#### INSTRUCTIONS TO FOLLOW:
Keep the pictures out and restate every record exactly.

#### PROVIDED MATERIAL:
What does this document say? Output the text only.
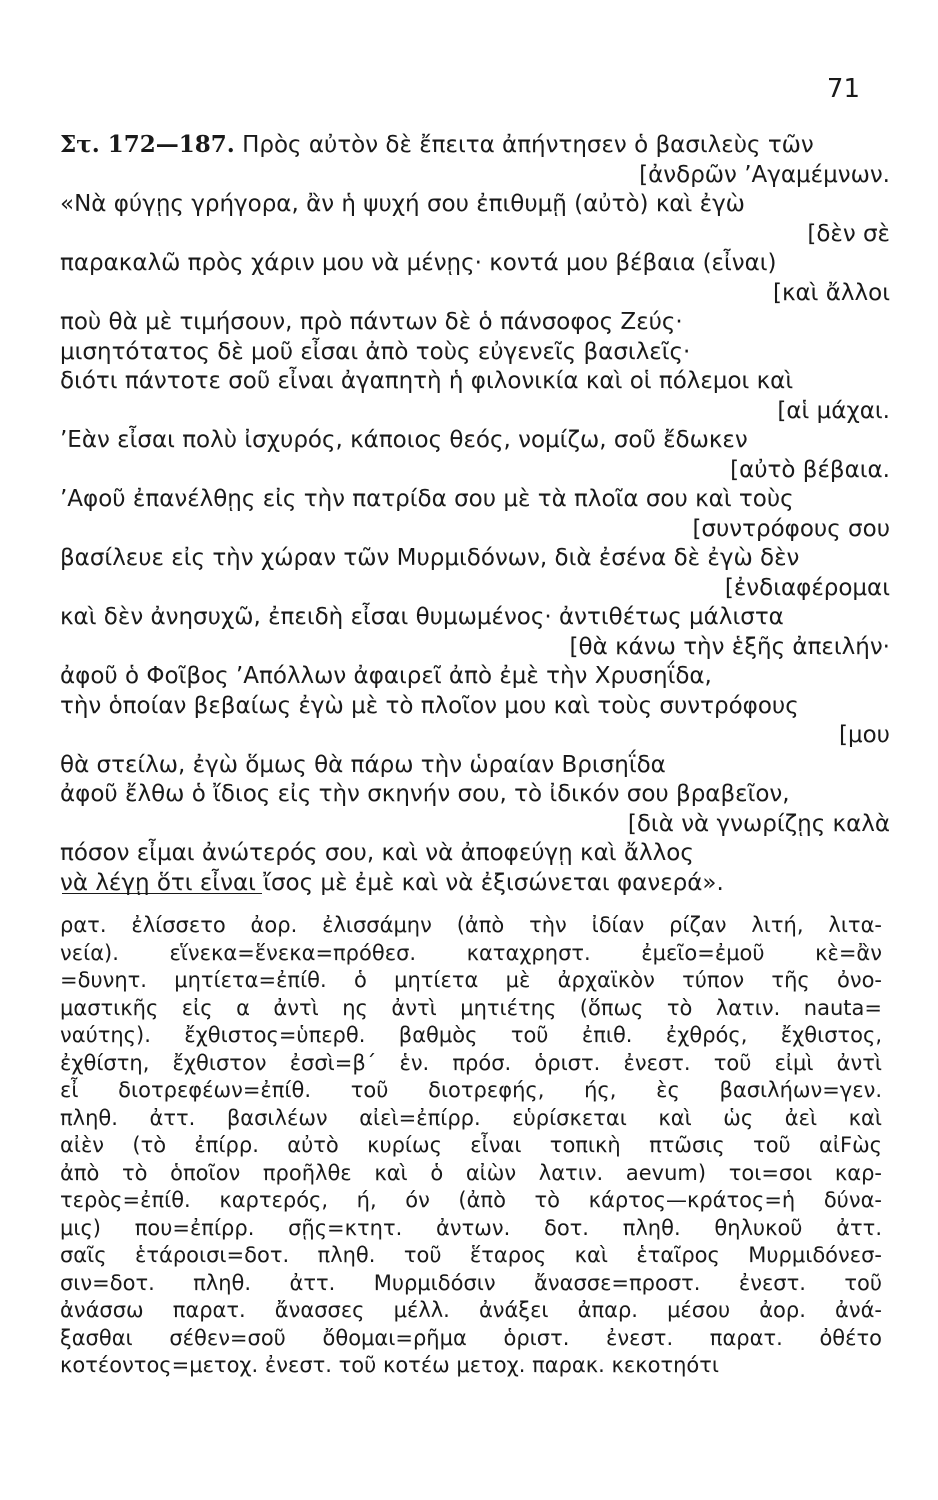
71
Στ. 172—187. Πρὸς αὐτὸν δὲ ἔπειτα ἀπήντησεν ὁ βασιλεὺς τῶν
[ἀνδρῶν ’Αγαμέμνων.
«Νὰ φύγῃς γρήγορα, ἂν ἡ ψυχή σου ἐπιθυμῇ (αὐτὸ) καὶ ἐγὼ
[δὲν σὲ
παρακαλῶ πρὸς χάριν μου νὰ μένῃς· κοντά μου βέβαια (εἶναι)
[καὶ ἄλλοι
ποὺ θὰ μὲ τιμήσουν, πρὸ πάντων δὲ ὁ πάνσοφος Ζεύς·
μισητότατος δὲ μοῦ εἶσαι ἀπὸ τοὺς εὐγενεῖς βασιλεῖς·
διότι πάντοτε σοῦ εἶναι ἀγαπητὴ ἡ φιλονικία καὶ οἱ πόλεμοι καὶ
[αἱ μάχαι.
’Εὰν εἶσαι πολὺ ἰσχυρός, κάποιος θεός, νομίζω, σοῦ ἔδωκεν
[αὐτὸ βέβαια.
’Αφοῦ ἐπανέλθῃς εἰς τὴν πατρίδα σου μὲ τὰ πλοῖα σου καὶ τοὺς
[συντρόφους σου
βασίλευε εἰς τὴν χώραν τῶν Μυρμιδόνων, διὰ ἐσένα δὲ ἐγὼ δὲν
[ἐνδιαφέρομαι
καὶ δὲν ἀνησυχῶ, ἐπειδὴ εἶσαι θυμωμένος· ἀντιθέτως μάλιστα
[θὰ κάνω τὴν ἑξῆς ἀπειλήν·
ἀφοῦ ὁ Φοῖβος ’Απόλλων ἀφαιρεῖ ἀπὸ ἐμὲ τὴν Χρυσηΐδα,
τὴν ὁποίαν βεβαίως ἐγὼ μὲ τὸ πλοῖον μου καὶ τοὺς συντρόφους
[μου
θὰ στείλω, ἐγὼ ὅμως θὰ πάρω τὴν ὡραίαν Βρισηΐδα
ἀφοῦ ἔλθω ὁ ἴδιος εἰς τὴν σκηνήν σου, τὸ ἰδικόν σου βραβεῖον,
[διὰ νὰ γνωρίζῃς καλὰ
πόσον εἶμαι ἀνώτερός σου, καὶ νὰ ἀποφεύγῃ καὶ ἄλλος
νὰ λέγῃ ὅτι εἶναι ἴσος μὲ ἐμὲ καὶ νὰ ἐξισώνεται φανερά».
ρατ. ἐλίσσετο ἀορ. ἐλισσάμην (ἀπὸ τὴν ἰδίαν ρίζαν λιτή, λιτα-
νεία). εἵνεκα=ἕνεκα=πρόθεσ. καταχρηστ. ἐμεῖο=ἐμοῦ κὲ=ἂν
=δυνητ. μητίετα=ἐπίθ. ὁ μητίετα μὲ ἀρχαϊκὸν τύπον τῆς ὀνο-
μαστικῆς εἰς α ἀντὶ ης ἀντὶ μητιέτης (ὅπως τὸ λατιν. nauta=
ναύτης). ἔχθιστος=ὑπερθ. βαθμὸς τοῦ ἐπιθ. ἐχθρός, ἔχθιστος,
ἐχθίστη, ἔχθιστον ἐσσὶ=β΄ ἑν. πρόσ. ὁριστ. ἐνεστ. τοῦ εἰμὶ ἀντὶ
εἶ διοτρεφέων=ἐπίθ. τοῦ διοτρεφής, ής, ὲς βασιλήων=γεν.
πληθ. ἀττ. βασιλέων αἰεὶ=ἐπίρρ. εὑρίσκεται καὶ ὡς ἀεὶ καὶ
αἰὲν (τὸ ἐπίρρ. αὐτὸ κυρίως εἶναι τοπικὴ πτῶσις τοῦ αἰFὼς
ἀπὸ τὸ ὁποῖον προῆλθε καὶ ὁ αἰὼν λατιν. aevum) τοι=σοι καρ-
τερὸς=ἐπίθ. καρτερός, ή, όν (ἀπὸ τὸ κάρτος—κράτος=ἡ δύνα-
μις) που=ἐπίρρ. σῇς=κτητ. ἀντων. δοτ. πληθ. θηλυκοῦ ἀττ.
σαῖς ἑτάροισι=δοτ. πληθ. τοῦ ἕταρος καὶ ἑταῖρος Μυρμιδόνεσ-
σιν=δοτ. πληθ. ἀττ. Μυρμιδόσιν ἄνασσε=προστ. ἐνεστ. τοῦ
ἀνάσσω παρατ. ἄνασσες μέλλ. ἀνάξει ἀπαρ. μέσου ἀορ. ἀνά-
ξασθαι σέθεν=σοῦ ὄθομαι=ρῆμα ὁριστ. ἐνεστ. παρατ. ὀθέτο
κοτέοντος=μετοχ. ἐνεστ. τοῦ κοτέω μετοχ. παρακ. κεκοτηότι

#### EXERCISE SOLUTION:
What does this document say? Output the text only.
71
Στ. 172—187. Πρὸς αὐτὸν δὲ ἔπειτα ἀπήντησεν ὁ βασιλεὺς τῶν
[ἀνδρῶν ’Αγαμέμνων.
«Νὰ φύγῃς γρήγορα, ἂν ἡ ψυχή σου ἐπιθυμῇ (αὐτὸ) καὶ ἐγὼ
[δὲν σὲ
παρακαλῶ πρὸς χάριν μου νὰ μένῃς· κοντά μου βέβαια (εἶναι)
[καὶ ἄλλοι
ποὺ θὰ μὲ τιμήσουν, πρὸ πάντων δὲ ὁ πάνσοφος Ζεύς·
μισητότατος δὲ μοῦ εἶσαι ἀπὸ τοὺς εὐγενεῖς βασιλεῖς·
διότι πάντοτε σοῦ εἶναι ἀγαπητὴ ἡ φιλονικία καὶ οἱ πόλεμοι καὶ
[αἱ μάχαι.
’Εὰν εἶσαι πολὺ ἰσχυρός, κάποιος θεός, νομίζω, σοῦ ἔδωκεν
[αὐτὸ βέβαια.
’Αφοῦ ἐπανέλθῃς εἰς τὴν πατρίδα σου μὲ τὰ πλοῖα σου καὶ τοὺς
[συντρόφους σου
βασίλευε εἰς τὴν χώραν τῶν Μυρμιδόνων, διὰ ἐσένα δὲ ἐγὼ δὲν
[ἐνδιαφέρομαι
καὶ δὲν ἀνησυχῶ, ἐπειδὴ εἶσαι θυμωμένος· ἀντιθέτως μάλιστα
[θὰ κάνω τὴν ἑξῆς ἀπειλήν·
ἀφοῦ ὁ Φοῖβος ’Απόλλων ἀφαιρεῖ ἀπὸ ἐμὲ τὴν Χρυσηΐδα,
τὴν ὁποίαν βεβαίως ἐγὼ μὲ τὸ πλοῖον μου καὶ τοὺς συντρόφους
[μου
θὰ στείλω, ἐγὼ ὅμως θὰ πάρω τὴν ὡραίαν Βρισηΐδα
ἀφοῦ ἔλθω ὁ ἴδιος εἰς τὴν σκηνήν σου, τὸ ἰδικόν σου βραβεῖον,
[διὰ νὰ γνωρίζῃς καλὰ
πόσον εἶμαι ἀνώτερός σου, καὶ νὰ ἀποφεύγῃ καὶ ἄλλος
νὰ λέγῃ ὅτι εἶναι ἴσος μὲ ἐμὲ καὶ νὰ ἐξισώνεται φανερά».
ρατ. ἐλίσσετο ἀορ. ἐλισσάμην (ἀπὸ τὴν ἰδίαν ρίζαν λιτή, λιτα-
νεία). εἵνεκα=ἕνεκα=πρόθεσ. καταχρηστ. ἐμεῖο=ἐμοῦ κὲ=ἂν
=δυνητ. μητίετα=ἐπίθ. ὁ μητίετα μὲ ἀρχαϊκὸν τύπον τῆς ὀνο-
μαστικῆς εἰς α ἀντὶ ης ἀντὶ μητιέτης (ὅπως τὸ λατιν. nauta=
ναύτης). ἔχθιστος=ὑπερθ. βαθμὸς τοῦ ἐπιθ. ἐχθρός, ἔχθιστος,
ἐχθίστη, ἔχθιστον ἐσσὶ=β΄ ἑν. πρόσ. ὁριστ. ἐνεστ. τοῦ εἰμὶ ἀντὶ
εἶ διοτρεφέων=ἐπίθ. τοῦ διοτρεφής, ής, ὲς βασιλήων=γεν.
πληθ. ἀττ. βασιλέων αἰεὶ=ἐπίρρ. εὑρίσκεται καὶ ὡς ἀεὶ καὶ
αἰὲν (τὸ ἐπίρρ. αὐτὸ κυρίως εἶναι τοπικὴ πτῶσις τοῦ αἰFὼς
ἀπὸ τὸ ὁποῖον προῆλθε καὶ ὁ αἰὼν λατιν. aevum) τοι=σοι καρ-
τερὸς=ἐπίθ. καρτερός, ή, όν (ἀπὸ τὸ κάρτος—κράτος=ἡ δύνα-
μις) που=ἐπίρρ. σῇς=κτητ. ἀντων. δοτ. πληθ. θηλυκοῦ ἀττ.
σαῖς ἑτάροισι=δοτ. πληθ. τοῦ ἕταρος καὶ ἑταῖρος Μυρμιδόνεσ-
σιν=δοτ. πληθ. ἀττ. Μυρμιδόσιν ἄνασσε=προστ. ἐνεστ. τοῦ
ἀνάσσω παρατ. ἄνασσες μέλλ. ἀνάξει ἀπαρ. μέσου ἀορ. ἀνά-
ξασθαι σέθεν=σοῦ ὄθομαι=ρῆμα ὁριστ. ἐνεστ. παρατ. ὀθέτο
κοτέοντος=μετοχ. ἐνεστ. τοῦ κοτέω μετοχ. παρακ. κεκοτηότι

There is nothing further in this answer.